▶ **Records for processing**:
* * * *
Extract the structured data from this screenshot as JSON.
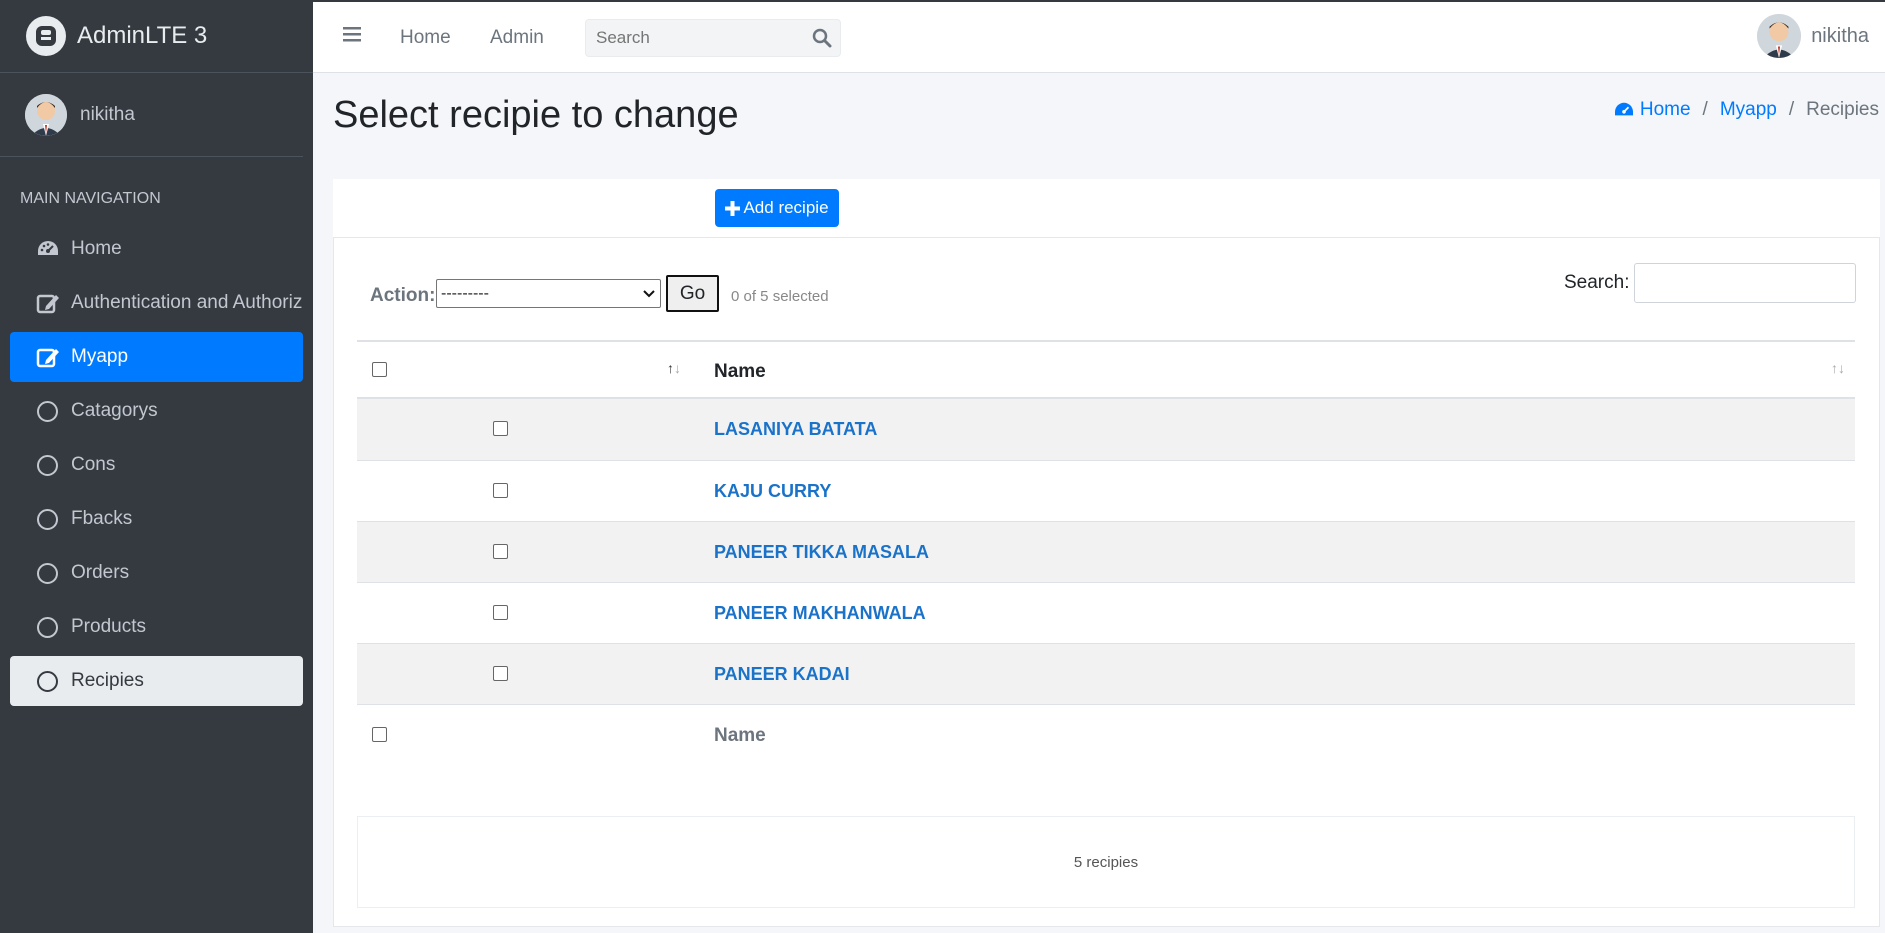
{
  "brand": {
    "title": "AdminLTE 3"
  },
  "user": {
    "name": "nikitha"
  },
  "sidebar": {
    "header": "MAIN NAVIGATION",
    "items": [
      {
        "label": "Home",
        "icon": "dashboard-icon"
      },
      {
        "label": "Authentication and Authoriz",
        "icon": "edit-icon"
      },
      {
        "label": "Myapp",
        "icon": "edit-icon"
      },
      {
        "label": "Catagorys",
        "icon": "circle-icon"
      },
      {
        "label": "Cons",
        "icon": "circle-icon"
      },
      {
        "label": "Fbacks",
        "icon": "circle-icon"
      },
      {
        "label": "Orders",
        "icon": "circle-icon"
      },
      {
        "label": "Products",
        "icon": "circle-icon"
      },
      {
        "label": "Recipies",
        "icon": "circle-icon"
      }
    ]
  },
  "topbar": {
    "links": [
      "Home",
      "Admin"
    ],
    "search_placeholder": "Search",
    "user": "nikitha"
  },
  "page": {
    "title": "Select recipie to change"
  },
  "breadcrumb": [
    "Home",
    "Myapp",
    "Recipies"
  ],
  "toolbar": {
    "add_label": "Add recipie",
    "action_label": "Action:",
    "action_value": "---------",
    "go_label": "Go",
    "selected": "0 of 5 selected",
    "search_label": "Search:"
  },
  "table": {
    "header": "Name",
    "rows": [
      "LASANIYA BATATA",
      "KAJU CURRY",
      "PANEER TIKKA MASALA",
      "PANEER MAKHANWALA",
      "PANEER KADAI"
    ],
    "footer_header": "Name"
  },
  "summary": "5 recipies",
  "colors": {
    "accent": "#007bff",
    "sidebar": "#343a40"
  }
}
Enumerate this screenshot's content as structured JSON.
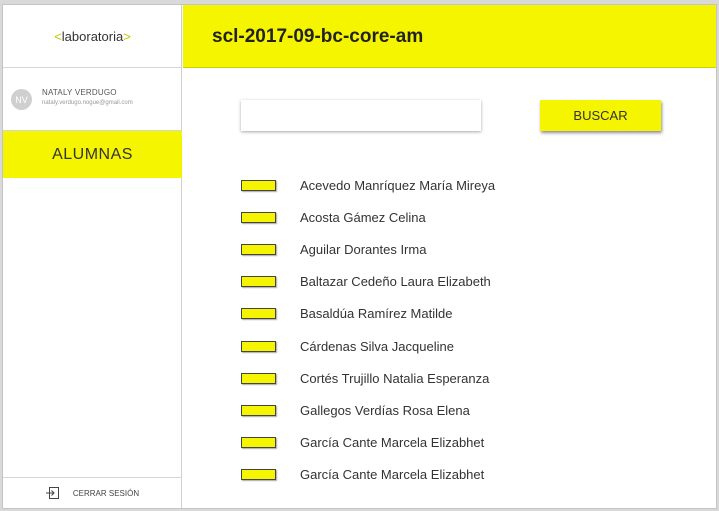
{
  "brand": {
    "name": "laboratoria",
    "bracket_left": "<",
    "bracket_right": ">"
  },
  "header": {
    "title": "scl-2017-09-bc-core-am"
  },
  "profile": {
    "initials": "NV",
    "name": "NATALY VERDUGO",
    "email": "nataly.verdugo.nogue@gmail.com"
  },
  "nav": {
    "active_label": "ALUMNAS"
  },
  "logout": {
    "label": "CERRAR SESIÓN",
    "icon": "logout-icon"
  },
  "search": {
    "value": "",
    "button_label": "BUSCAR"
  },
  "students": [
    "Acevedo Manríquez María Mireya",
    "Acosta Gámez Celina",
    "Aguilar Dorantes Irma",
    "Baltazar Cedeño Laura Elizabeth",
    "Basaldúa Ramírez Matilde",
    "Cárdenas Silva Jacqueline",
    "Cortés Trujillo Natalia Esperanza",
    "Gallegos Verdías Rosa Elena",
    "García Cante Marcela Elizabhet",
    "García Cante Marcela Elizabhet"
  ],
  "colors": {
    "accent": "#f5f500",
    "text": "#333333"
  }
}
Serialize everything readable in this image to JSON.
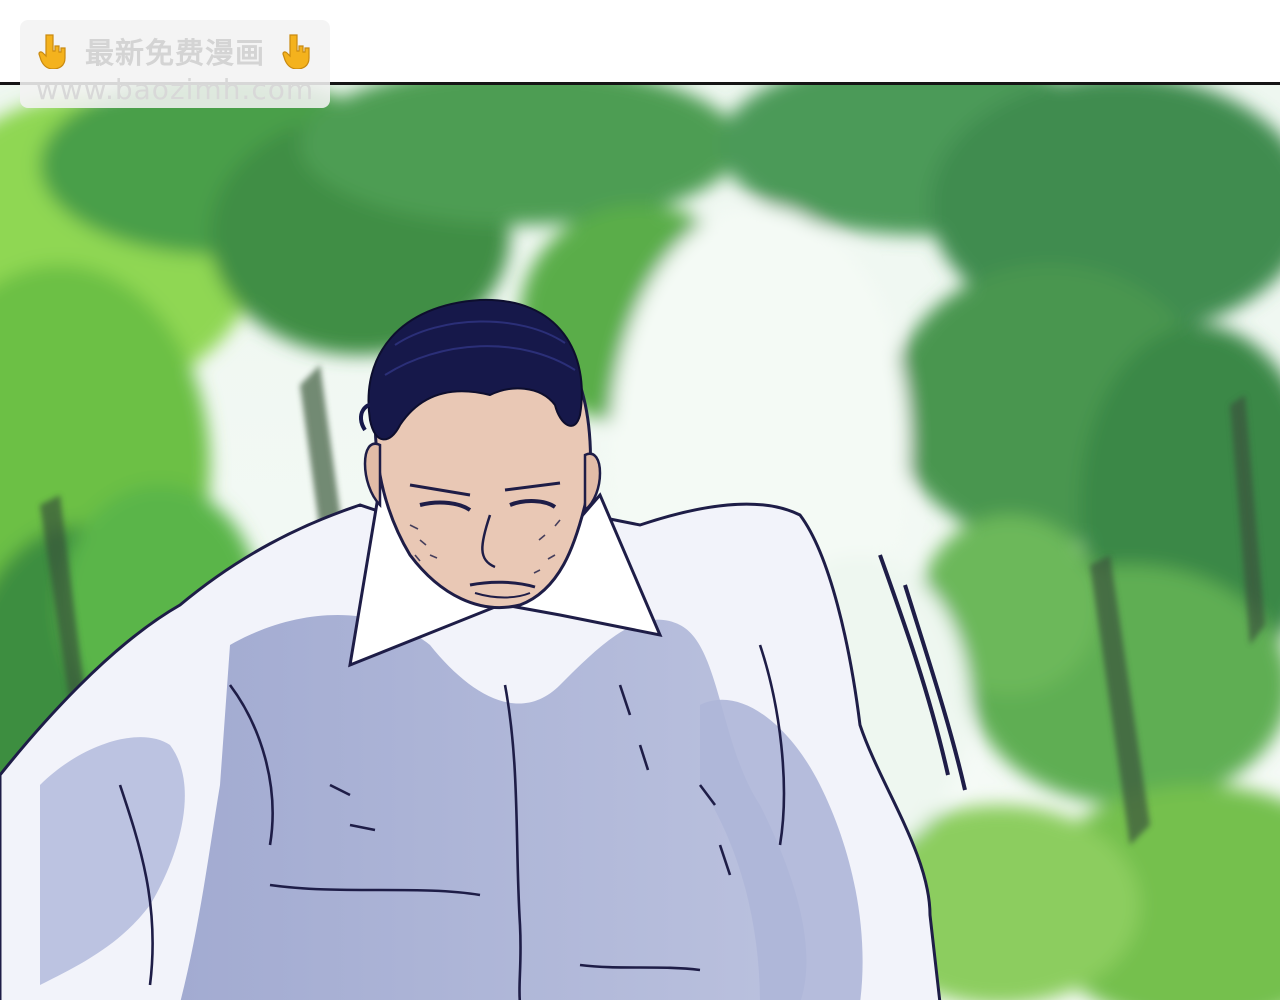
{
  "watermark": {
    "title": "最新免费漫画",
    "url": "www.baozimh.com",
    "left_icon": "pointing-down-hand-icon",
    "right_icon": "pointing-down-hand-icon"
  },
  "scene": {
    "character": "man in white shirt with slicked-back dark hair",
    "background": "blurred green trees"
  },
  "colors": {
    "hair": "#16184a",
    "shirt": "#f3f4fb",
    "shirt_shadow": "#a9b1d3",
    "skin": "#e9c8b5",
    "outline": "#1e1d47",
    "foliage_light": "#7fd24e",
    "foliage_dark": "#2f7a3c",
    "sky": "#f2f8f4",
    "hand_icon": "#f4b21d"
  }
}
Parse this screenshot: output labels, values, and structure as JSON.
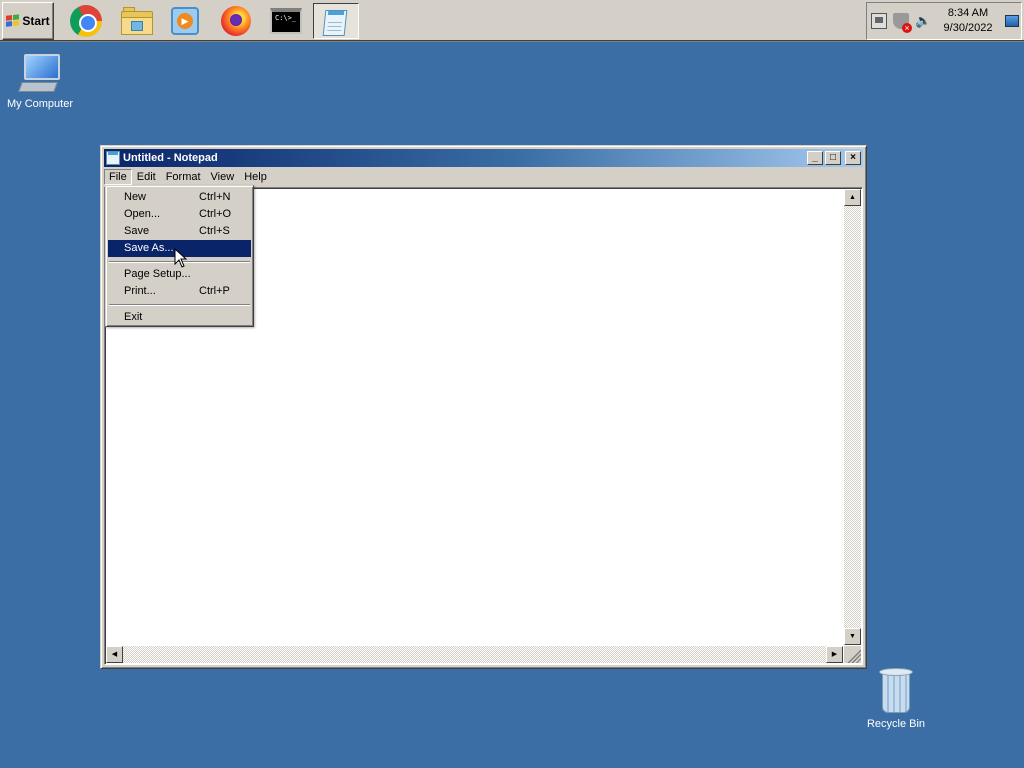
{
  "taskbar": {
    "start_label": "Start",
    "apps": [
      {
        "name": "Google Chrome",
        "icon": "chrome-icon"
      },
      {
        "name": "Windows Explorer",
        "icon": "folder-icon"
      },
      {
        "name": "Windows Media Player",
        "icon": "media-player-icon"
      },
      {
        "name": "Firefox",
        "icon": "firefox-icon"
      },
      {
        "name": "Command Prompt",
        "icon": "cmd-icon",
        "glyph": "C:\\>_"
      },
      {
        "name": "Notepad",
        "icon": "notepad-icon",
        "active": true
      }
    ],
    "clock": {
      "time": "8:34 AM",
      "date": "9/30/2022"
    }
  },
  "desktop": {
    "my_computer": "My Computer",
    "recycle_bin": "Recycle Bin"
  },
  "notepad": {
    "title": "Untitled - Notepad",
    "caption_buttons": {
      "minimize": "_",
      "maximize": "□",
      "close": "×"
    },
    "menu": [
      "File",
      "Edit",
      "Format",
      "View",
      "Help"
    ],
    "open_menu": "File",
    "text": ""
  },
  "file_menu": {
    "new": {
      "label": "New",
      "shortcut": "Ctrl+N"
    },
    "open": {
      "label": "Open...",
      "shortcut": "Ctrl+O"
    },
    "save": {
      "label": "Save",
      "shortcut": "Ctrl+S"
    },
    "save_as": {
      "label": "Save As...",
      "shortcut": "",
      "highlighted": true
    },
    "page_setup": {
      "label": "Page Setup...",
      "shortcut": ""
    },
    "print": {
      "label": "Print...",
      "shortcut": "Ctrl+P"
    },
    "exit": {
      "label": "Exit",
      "shortcut": ""
    }
  },
  "colors": {
    "desktop": "#3a6ea5",
    "title_active": "#0a246a",
    "menu_highlight": "#0a246a",
    "chrome_face": "#d4d0c8"
  }
}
* * * *
▶ **The request**: Restate the data above exactly, stripping out each image.

▶ **The response**:
Extract the structured data from this screenshot as JSON.
{
  "brand": {
    "title": "AdminLTE 3"
  },
  "user": {
    "name": "nikitha"
  },
  "sidebar": {
    "header": "MAIN NAVIGATION",
    "items": [
      {
        "label": "Home",
        "icon": "dashboard-icon"
      },
      {
        "label": "Authentication and Authoriz",
        "icon": "edit-icon"
      },
      {
        "label": "Myapp",
        "icon": "edit-icon"
      },
      {
        "label": "Catagorys",
        "icon": "circle-icon"
      },
      {
        "label": "Cons",
        "icon": "circle-icon"
      },
      {
        "label": "Fbacks",
        "icon": "circle-icon"
      },
      {
        "label": "Orders",
        "icon": "circle-icon"
      },
      {
        "label": "Products",
        "icon": "circle-icon"
      },
      {
        "label": "Recipies",
        "icon": "circle-icon"
      }
    ]
  },
  "topbar": {
    "links": [
      "Home",
      "Admin"
    ],
    "search_placeholder": "Search",
    "user": "nikitha"
  },
  "page": {
    "title": "Select recipie to change"
  },
  "breadcrumb": [
    "Home",
    "Myapp",
    "Recipies"
  ],
  "toolbar": {
    "add_label": "Add recipie",
    "action_label": "Action:",
    "action_value": "---------",
    "go_label": "Go",
    "selected": "0 of 5 selected",
    "search_label": "Search:"
  },
  "table": {
    "header": "Name",
    "rows": [
      "LASANIYA BATATA",
      "KAJU CURRY",
      "PANEER TIKKA MASALA",
      "PANEER MAKHANWALA",
      "PANEER KADAI"
    ],
    "footer_header": "Name"
  },
  "summary": "5 recipies",
  "colors": {
    "accent": "#007bff",
    "sidebar": "#343a40"
  }
}
Enumerate this screenshot's content as structured JSON.
{
  "brand": {
    "name": "laboratoria",
    "bracket_left": "<",
    "bracket_right": ">"
  },
  "header": {
    "title": "scl-2017-09-bc-core-am"
  },
  "profile": {
    "initials": "NV",
    "name": "NATALY VERDUGO",
    "email": "nataly.verdugo.nogue@gmail.com"
  },
  "nav": {
    "active_label": "ALUMNAS"
  },
  "logout": {
    "label": "CERRAR SESIÓN",
    "icon": "logout-icon"
  },
  "search": {
    "value": "",
    "button_label": "BUSCAR"
  },
  "students": [
    "Acevedo Manríquez María Mireya",
    "Acosta Gámez Celina",
    "Aguilar Dorantes Irma",
    "Baltazar Cedeño Laura Elizabeth",
    "Basaldúa Ramírez Matilde",
    "Cárdenas Silva Jacqueline",
    "Cortés Trujillo Natalia Esperanza",
    "Gallegos Verdías Rosa Elena",
    "García Cante Marcela Elizabhet",
    "García Cante Marcela Elizabhet"
  ],
  "colors": {
    "accent": "#f5f500",
    "text": "#333333"
  }
}
Serialize everything readable in this image to JSON.
{
  "watermark": {
    "title": "最新免费漫画",
    "url": "www.baozimh.com",
    "left_icon": "pointing-down-hand-icon",
    "right_icon": "pointing-down-hand-icon"
  },
  "scene": {
    "character": "man in white shirt with slicked-back dark hair",
    "background": "blurred green trees"
  },
  "colors": {
    "hair": "#16184a",
    "shirt": "#f3f4fb",
    "shirt_shadow": "#a9b1d3",
    "skin": "#e9c8b5",
    "outline": "#1e1d47",
    "foliage_light": "#7fd24e",
    "foliage_dark": "#2f7a3c",
    "sky": "#f2f8f4",
    "hand_icon": "#f4b21d"
  }
}
Parse this screenshot: output labels, values, and structure as JSON.
{
  "taskbar": {
    "start_label": "Start",
    "apps": [
      {
        "name": "Google Chrome",
        "icon": "chrome-icon"
      },
      {
        "name": "Windows Explorer",
        "icon": "folder-icon"
      },
      {
        "name": "Windows Media Player",
        "icon": "media-player-icon"
      },
      {
        "name": "Firefox",
        "icon": "firefox-icon"
      },
      {
        "name": "Command Prompt",
        "icon": "cmd-icon",
        "glyph": "C:\\>_"
      },
      {
        "name": "Notepad",
        "icon": "notepad-icon",
        "active": true
      }
    ],
    "clock": {
      "time": "8:34 AM",
      "date": "9/30/2022"
    }
  },
  "desktop": {
    "my_computer": "My Computer",
    "recycle_bin": "Recycle Bin"
  },
  "notepad": {
    "title": "Untitled - Notepad",
    "caption_buttons": {
      "minimize": "_",
      "maximize": "□",
      "close": "×"
    },
    "menu": [
      "File",
      "Edit",
      "Format",
      "View",
      "Help"
    ],
    "open_menu": "File",
    "text": ""
  },
  "file_menu": {
    "new": {
      "label": "New",
      "shortcut": "Ctrl+N"
    },
    "open": {
      "label": "Open...",
      "shortcut": "Ctrl+O"
    },
    "save": {
      "label": "Save",
      "shortcut": "Ctrl+S"
    },
    "save_as": {
      "label": "Save As...",
      "shortcut": "",
      "highlighted": true
    },
    "page_setup": {
      "label": "Page Setup...",
      "shortcut": ""
    },
    "print": {
      "label": "Print...",
      "shortcut": "Ctrl+P"
    },
    "exit": {
      "label": "Exit",
      "shortcut": ""
    }
  },
  "colors": {
    "desktop": "#3a6ea5",
    "title_active": "#0a246a",
    "menu_highlight": "#0a246a",
    "chrome_face": "#d4d0c8"
  }
}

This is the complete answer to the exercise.